DATA LINES:
----------------------------------------

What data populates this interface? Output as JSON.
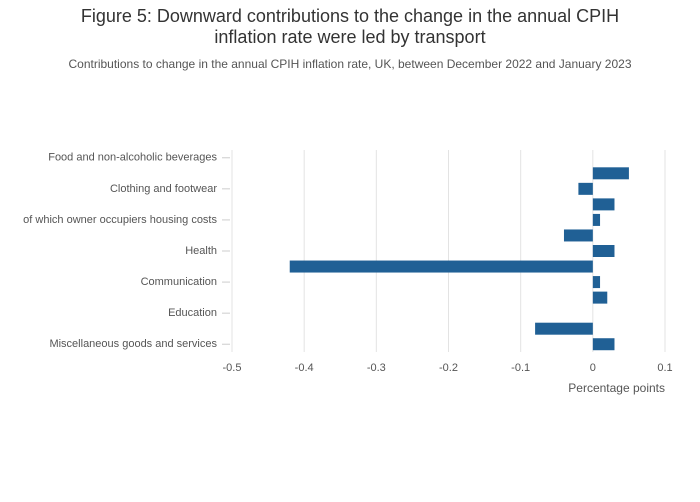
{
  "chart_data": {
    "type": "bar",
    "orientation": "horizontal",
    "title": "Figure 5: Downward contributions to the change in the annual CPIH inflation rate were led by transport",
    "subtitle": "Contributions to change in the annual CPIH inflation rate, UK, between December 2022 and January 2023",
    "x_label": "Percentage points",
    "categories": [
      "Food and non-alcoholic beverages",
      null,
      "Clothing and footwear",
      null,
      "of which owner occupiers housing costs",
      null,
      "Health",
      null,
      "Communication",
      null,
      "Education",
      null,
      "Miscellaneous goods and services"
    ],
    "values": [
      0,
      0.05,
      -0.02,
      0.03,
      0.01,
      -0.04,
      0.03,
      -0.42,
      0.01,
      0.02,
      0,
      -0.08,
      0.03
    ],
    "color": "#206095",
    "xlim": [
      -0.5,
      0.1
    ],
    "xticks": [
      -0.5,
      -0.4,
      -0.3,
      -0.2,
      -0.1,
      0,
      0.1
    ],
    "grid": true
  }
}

----------------------------------------

TASK DESCRIPTION: Output every entry word for word, but omit the pictures.

COMPLETE RESPONSE:
What data populates this interface? Output as JSON.
{
  "chart_data": {
    "type": "bar",
    "orientation": "horizontal",
    "title": "Figure 5: Downward contributions to the change in the annual CPIH inflation rate were led by transport",
    "subtitle": "Contributions to change in the annual CPIH inflation rate, UK, between December 2022 and January 2023",
    "x_label": "Percentage points",
    "categories": [
      "Food and non-alcoholic beverages",
      null,
      "Clothing and footwear",
      null,
      "of which owner occupiers housing costs",
      null,
      "Health",
      null,
      "Communication",
      null,
      "Education",
      null,
      "Miscellaneous goods and services"
    ],
    "values": [
      0,
      0.05,
      -0.02,
      0.03,
      0.01,
      -0.04,
      0.03,
      -0.42,
      0.01,
      0.02,
      0,
      -0.08,
      0.03
    ],
    "color": "#206095",
    "xlim": [
      -0.5,
      0.1
    ],
    "xticks": [
      -0.5,
      -0.4,
      -0.3,
      -0.2,
      -0.1,
      0,
      0.1
    ],
    "grid": true
  }
}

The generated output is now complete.